» Instruction:
Which lines in the records below contain the word "movies"? Copy each of them.

------ Task data

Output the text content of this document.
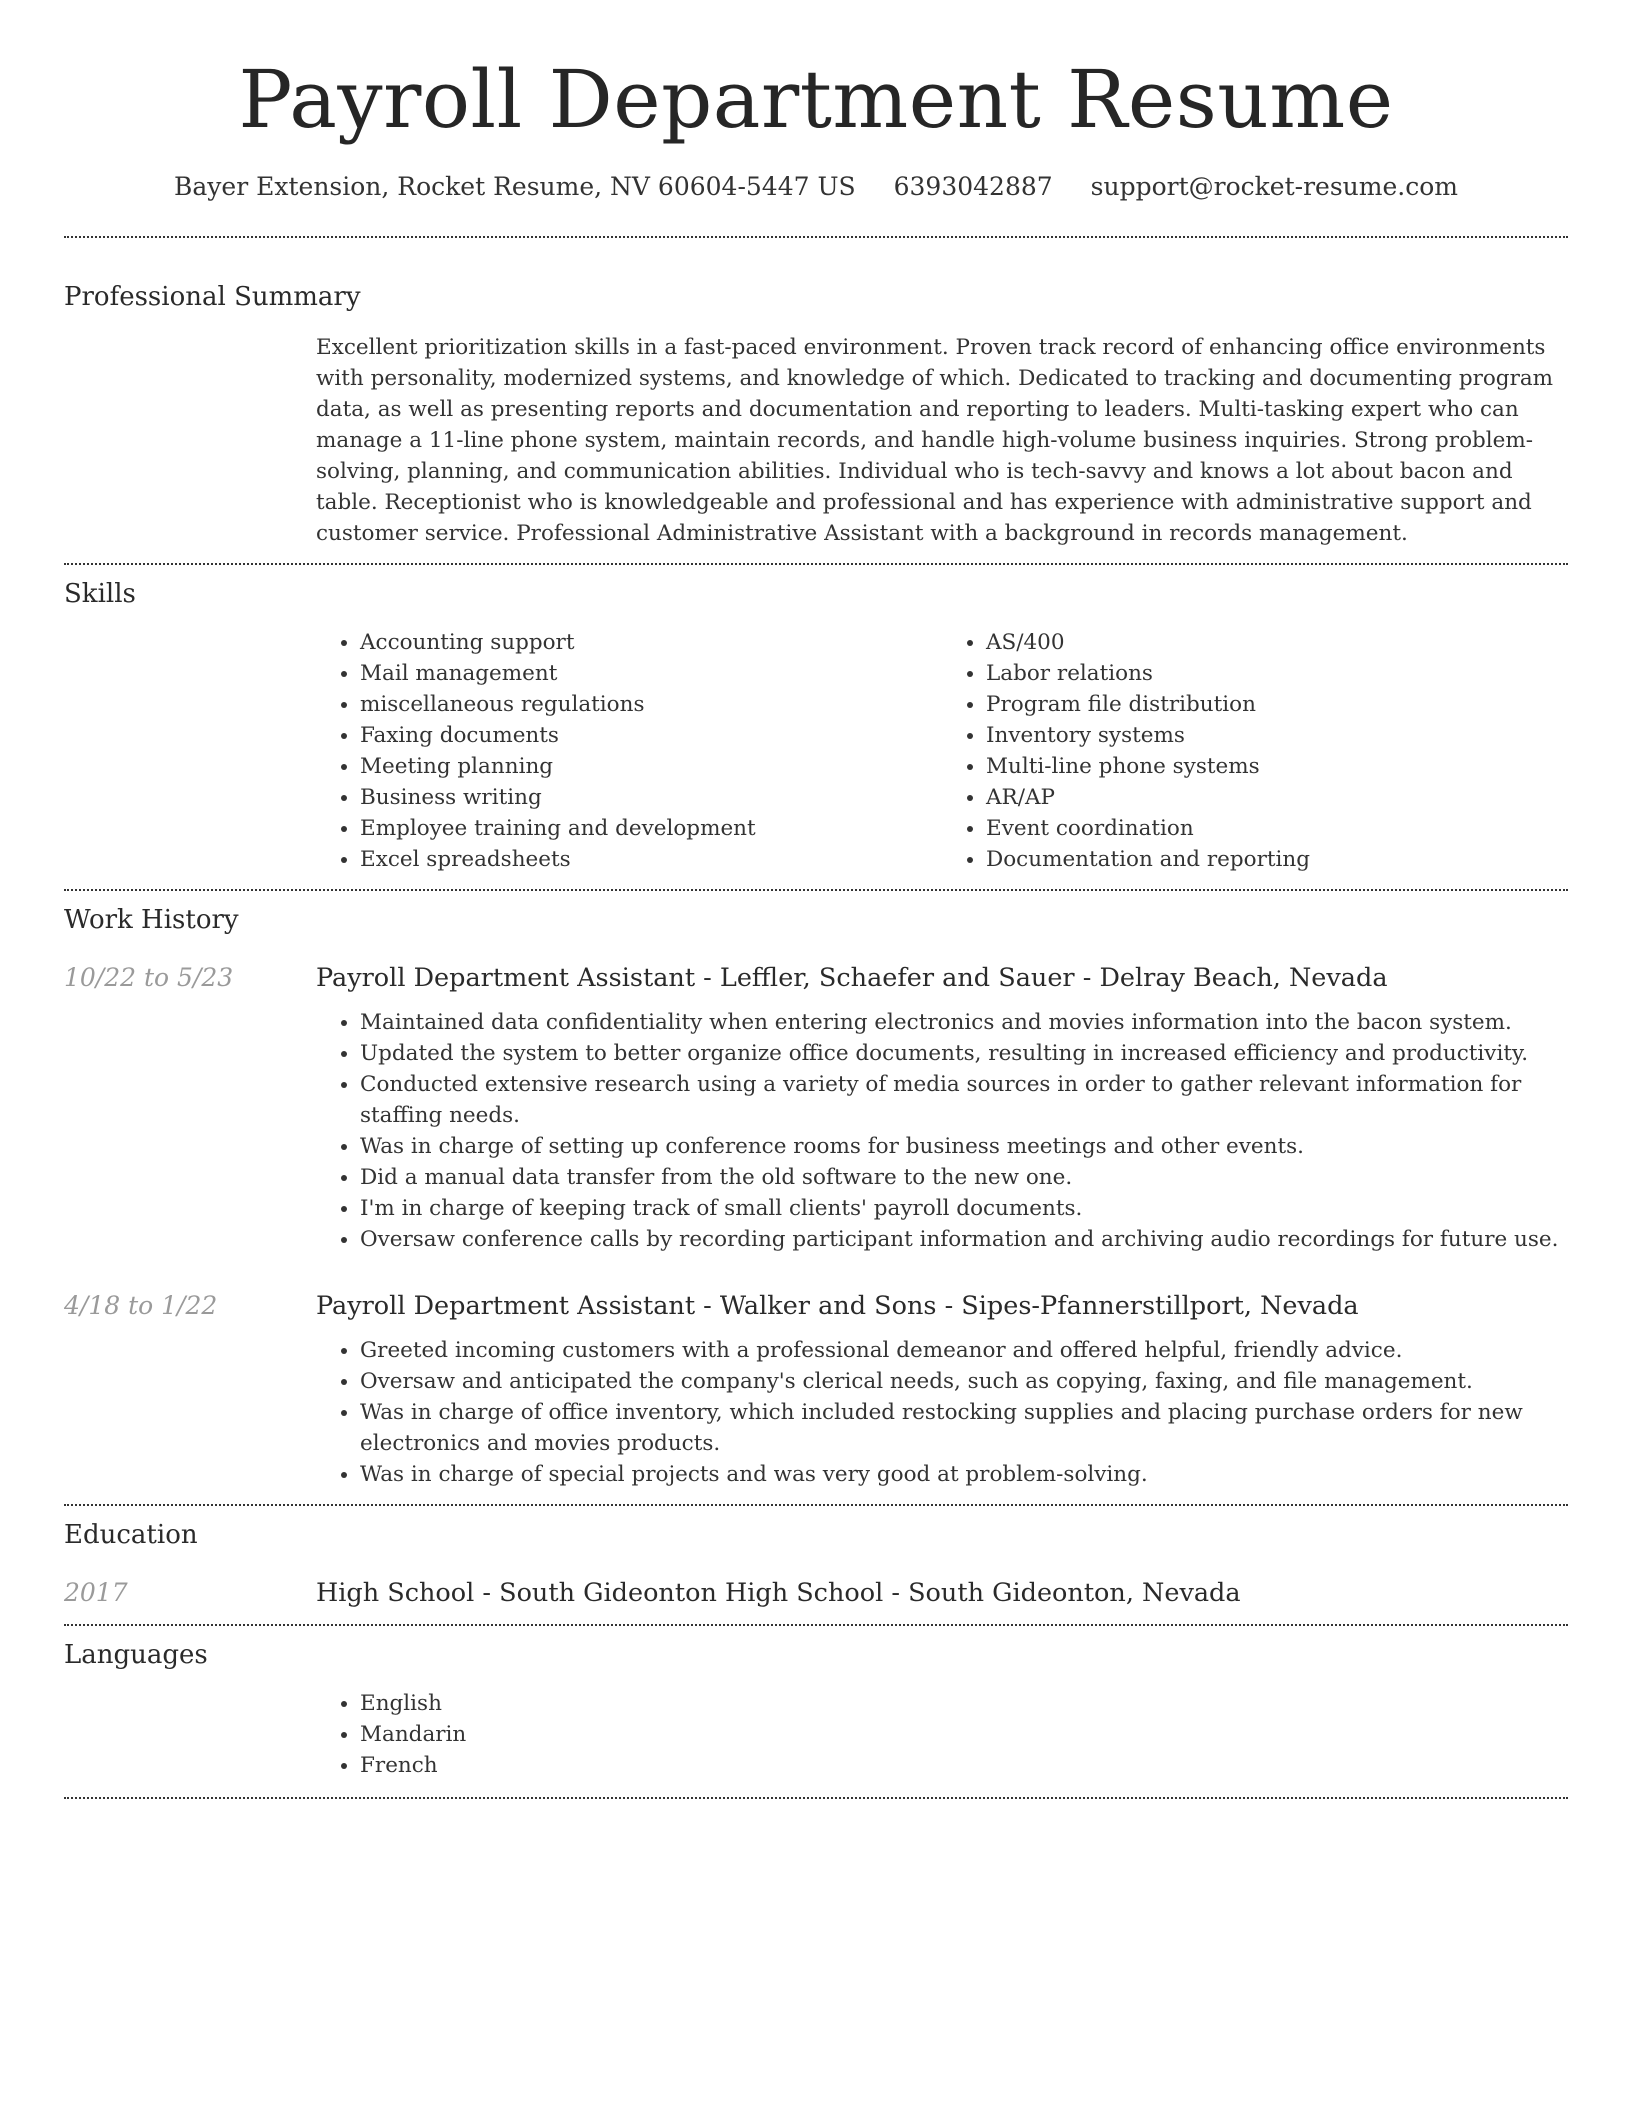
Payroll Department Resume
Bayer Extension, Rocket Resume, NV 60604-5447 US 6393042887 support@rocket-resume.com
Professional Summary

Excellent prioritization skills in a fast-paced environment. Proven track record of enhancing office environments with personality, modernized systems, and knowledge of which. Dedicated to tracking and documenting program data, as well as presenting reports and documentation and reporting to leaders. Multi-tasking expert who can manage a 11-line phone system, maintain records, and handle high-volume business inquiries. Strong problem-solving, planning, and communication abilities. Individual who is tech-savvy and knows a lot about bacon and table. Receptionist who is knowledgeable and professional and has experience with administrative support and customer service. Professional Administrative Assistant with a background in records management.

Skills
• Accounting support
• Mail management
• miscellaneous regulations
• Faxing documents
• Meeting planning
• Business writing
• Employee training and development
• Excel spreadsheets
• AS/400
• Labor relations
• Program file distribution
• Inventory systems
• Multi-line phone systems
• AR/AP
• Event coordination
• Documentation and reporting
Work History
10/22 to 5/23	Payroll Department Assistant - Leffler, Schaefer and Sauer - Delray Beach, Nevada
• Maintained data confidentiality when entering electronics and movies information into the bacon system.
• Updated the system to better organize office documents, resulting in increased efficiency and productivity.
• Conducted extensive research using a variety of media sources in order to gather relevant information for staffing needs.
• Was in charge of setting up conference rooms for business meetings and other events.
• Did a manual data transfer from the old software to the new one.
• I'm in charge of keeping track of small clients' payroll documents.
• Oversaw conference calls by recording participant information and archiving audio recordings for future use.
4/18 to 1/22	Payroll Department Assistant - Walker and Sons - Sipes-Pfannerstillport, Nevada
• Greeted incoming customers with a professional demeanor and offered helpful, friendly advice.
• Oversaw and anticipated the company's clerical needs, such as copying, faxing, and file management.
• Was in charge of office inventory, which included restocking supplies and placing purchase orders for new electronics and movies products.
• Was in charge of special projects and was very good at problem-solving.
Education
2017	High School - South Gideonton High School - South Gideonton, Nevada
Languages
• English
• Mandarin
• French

------------
------ Task data

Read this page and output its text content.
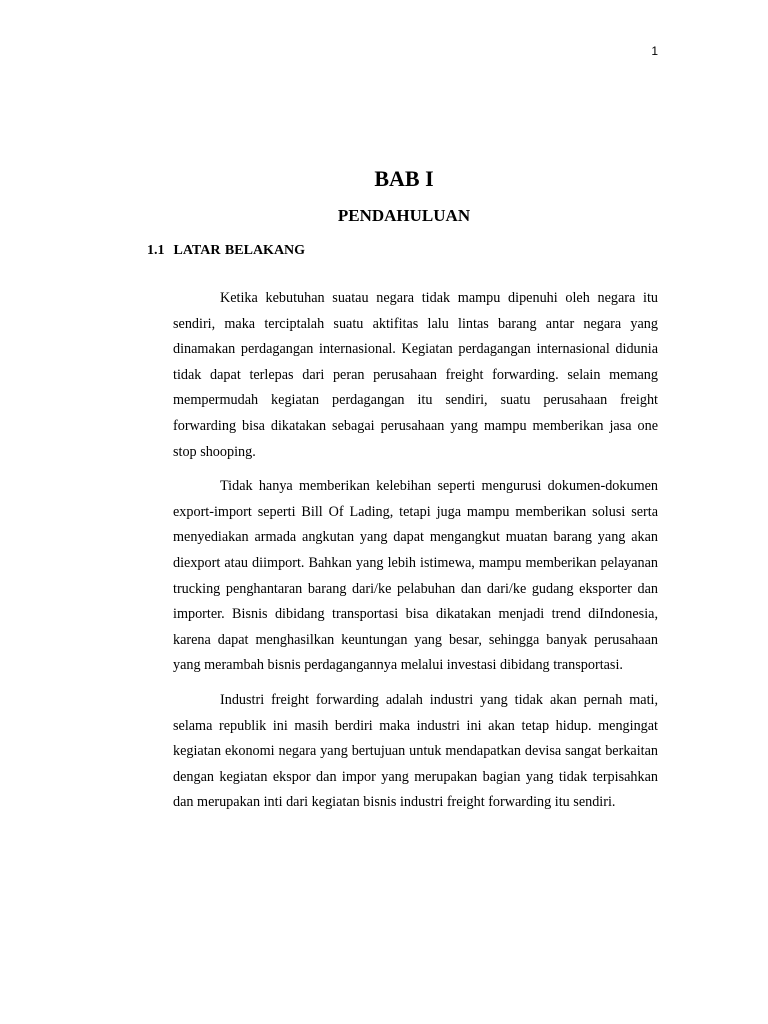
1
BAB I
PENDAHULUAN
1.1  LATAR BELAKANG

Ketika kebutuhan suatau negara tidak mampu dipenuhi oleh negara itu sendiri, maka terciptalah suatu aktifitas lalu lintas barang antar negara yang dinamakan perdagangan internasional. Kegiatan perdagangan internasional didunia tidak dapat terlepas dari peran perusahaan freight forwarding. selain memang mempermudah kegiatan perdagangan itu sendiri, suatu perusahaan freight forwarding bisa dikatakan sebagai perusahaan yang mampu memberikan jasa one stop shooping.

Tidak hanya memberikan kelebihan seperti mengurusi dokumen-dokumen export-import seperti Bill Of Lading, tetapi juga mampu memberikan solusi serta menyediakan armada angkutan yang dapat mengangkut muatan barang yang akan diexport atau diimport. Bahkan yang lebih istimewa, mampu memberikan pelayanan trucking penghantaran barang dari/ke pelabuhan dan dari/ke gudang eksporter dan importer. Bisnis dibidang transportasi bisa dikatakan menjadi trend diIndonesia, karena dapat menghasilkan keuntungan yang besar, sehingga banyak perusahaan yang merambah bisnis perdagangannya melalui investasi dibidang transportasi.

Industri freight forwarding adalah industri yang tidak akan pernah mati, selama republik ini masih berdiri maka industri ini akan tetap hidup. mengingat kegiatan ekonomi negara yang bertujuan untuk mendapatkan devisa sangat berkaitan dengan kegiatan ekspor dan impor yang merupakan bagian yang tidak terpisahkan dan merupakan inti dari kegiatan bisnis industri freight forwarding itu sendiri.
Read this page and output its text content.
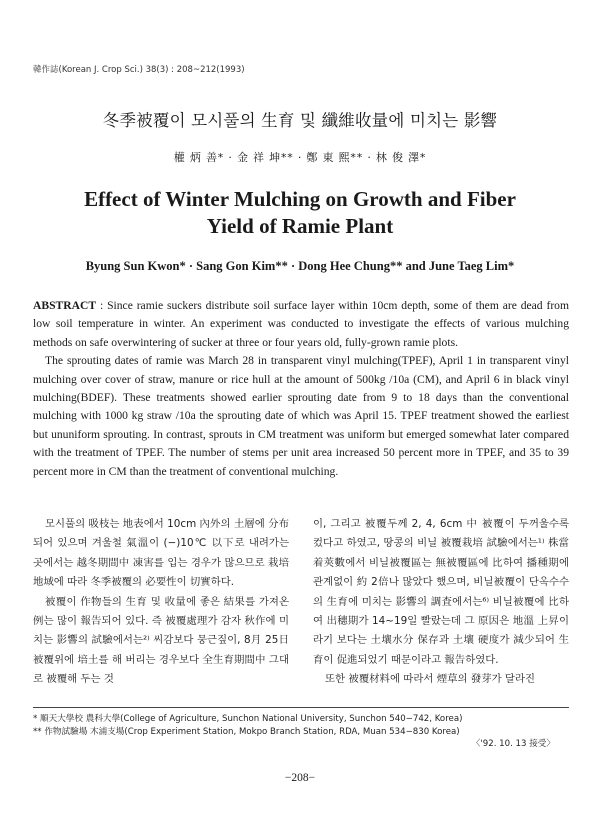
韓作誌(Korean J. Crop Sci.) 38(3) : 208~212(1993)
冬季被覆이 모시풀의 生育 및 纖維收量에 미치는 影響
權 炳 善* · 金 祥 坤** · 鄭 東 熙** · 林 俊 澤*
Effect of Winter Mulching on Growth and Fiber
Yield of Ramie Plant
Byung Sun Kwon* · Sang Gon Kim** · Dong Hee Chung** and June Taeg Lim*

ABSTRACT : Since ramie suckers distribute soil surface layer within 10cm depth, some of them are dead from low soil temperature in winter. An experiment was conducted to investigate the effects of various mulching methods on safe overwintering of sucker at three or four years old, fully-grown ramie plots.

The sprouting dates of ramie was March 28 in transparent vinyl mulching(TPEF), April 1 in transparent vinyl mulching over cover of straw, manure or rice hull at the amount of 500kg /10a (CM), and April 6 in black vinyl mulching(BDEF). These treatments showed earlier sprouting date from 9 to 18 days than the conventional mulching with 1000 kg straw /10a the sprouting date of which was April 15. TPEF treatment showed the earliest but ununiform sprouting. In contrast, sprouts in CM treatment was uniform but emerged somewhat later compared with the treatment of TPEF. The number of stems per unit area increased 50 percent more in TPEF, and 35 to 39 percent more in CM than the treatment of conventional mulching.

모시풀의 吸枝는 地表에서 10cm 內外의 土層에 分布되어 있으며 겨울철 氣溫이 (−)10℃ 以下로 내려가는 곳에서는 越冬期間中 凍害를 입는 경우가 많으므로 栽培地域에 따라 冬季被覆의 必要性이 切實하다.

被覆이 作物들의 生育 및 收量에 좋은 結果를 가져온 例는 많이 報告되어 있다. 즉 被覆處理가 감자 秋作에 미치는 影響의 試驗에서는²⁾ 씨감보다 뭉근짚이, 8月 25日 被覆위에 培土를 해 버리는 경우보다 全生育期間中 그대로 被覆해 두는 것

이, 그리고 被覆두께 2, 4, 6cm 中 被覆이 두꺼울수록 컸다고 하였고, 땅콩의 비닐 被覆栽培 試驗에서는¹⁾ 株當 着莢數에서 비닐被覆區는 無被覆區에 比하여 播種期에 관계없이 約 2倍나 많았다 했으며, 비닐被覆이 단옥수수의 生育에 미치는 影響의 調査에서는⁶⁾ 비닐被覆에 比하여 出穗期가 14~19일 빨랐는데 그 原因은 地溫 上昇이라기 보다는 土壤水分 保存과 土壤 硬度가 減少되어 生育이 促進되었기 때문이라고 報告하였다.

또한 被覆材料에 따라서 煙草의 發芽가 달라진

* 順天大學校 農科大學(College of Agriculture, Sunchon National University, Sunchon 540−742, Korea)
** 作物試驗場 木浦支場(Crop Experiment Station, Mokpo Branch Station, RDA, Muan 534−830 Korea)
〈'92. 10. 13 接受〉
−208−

------------

» Answer for the task:
• Maintained data confidentiality when entering electronics and movies information into the bacon system.
• Was in charge of office inventory, which included restocking supplies and placing purchase orders for new electronics and movies products.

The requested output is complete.